Records about charts and figures:
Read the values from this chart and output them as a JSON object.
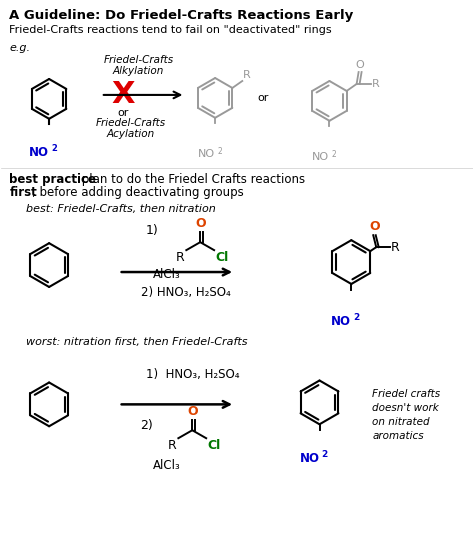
{
  "title": "A Guideline: Do Friedel-Crafts Reactions Early",
  "subtitle": "Friedel-Crafts reactions tend to fail on \"deactivated\" rings",
  "eg_label": "e.g.",
  "fc_alkylation": "Friedel-Crafts\nAlkylation",
  "fc_acylation": "Friedel-Crafts\nAcylation",
  "best_label": "best: Friedel-Crafts, then nitration",
  "worst_label": "worst: nitration first, then Friedel-Crafts",
  "step2_best": "2) HNO₃, H₂SO₄",
  "step1_worst": "1)  HNO₃, H₂SO₄",
  "alcl3": "AlCl₃",
  "fc_note": "Friedel crafts\ndoesn't work\non nitrated\naromatics",
  "bg_color": "#ffffff",
  "text_color": "#000000",
  "blue_color": "#0000cc",
  "red_color": "#dd0000",
  "green_color": "#007700",
  "orange_color": "#dd4400",
  "gray_color": "#999999"
}
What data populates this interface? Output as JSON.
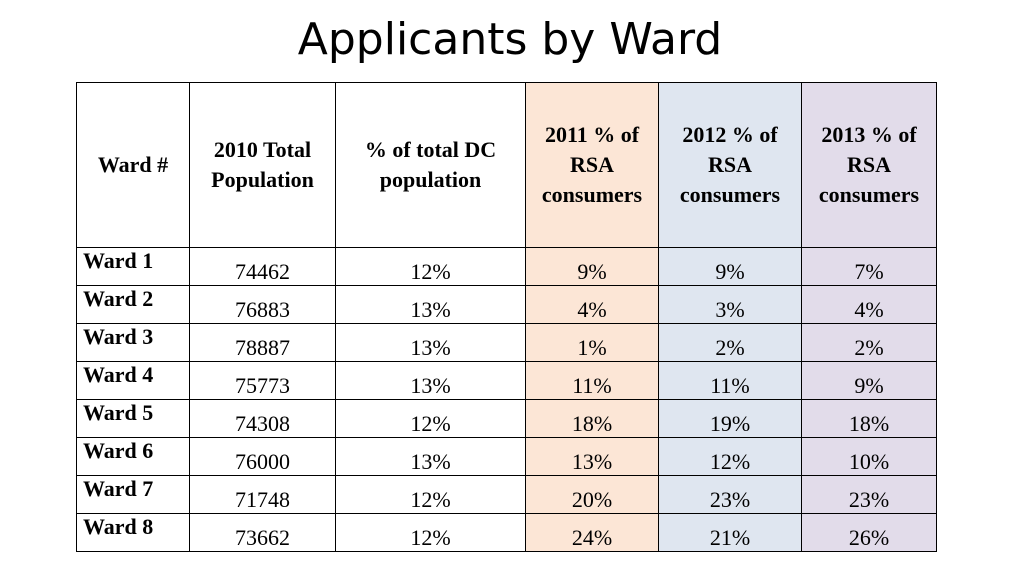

### PROBLEM
Leave the pictures out and reproduce each record exactly as written.

### FINAL ANSWER
Read the values from this chart and output them as a JSON object.
{
  "title": "A Guideline: Do Friedel-Crafts Reactions Early",
  "subtitle": "Friedel-Crafts reactions tend to fail on \"deactivated\" rings",
  "eg_label": "e.g.",
  "fc_alkylation": "Friedel-Crafts\nAlkylation",
  "fc_acylation": "Friedel-Crafts\nAcylation",
  "best_label": "best: Friedel-Crafts, then nitration",
  "worst_label": "worst: nitration first, then Friedel-Crafts",
  "step2_best": "2) HNO₃, H₂SO₄",
  "step1_worst": "1)  HNO₃, H₂SO₄",
  "alcl3": "AlCl₃",
  "fc_note": "Friedel crafts\ndoesn't work\non nitrated\naromatics",
  "bg_color": "#ffffff",
  "text_color": "#000000",
  "blue_color": "#0000cc",
  "red_color": "#dd0000",
  "green_color": "#007700",
  "orange_color": "#dd4400",
  "gray_color": "#999999"
}
What data populates this interface? Output as JSON.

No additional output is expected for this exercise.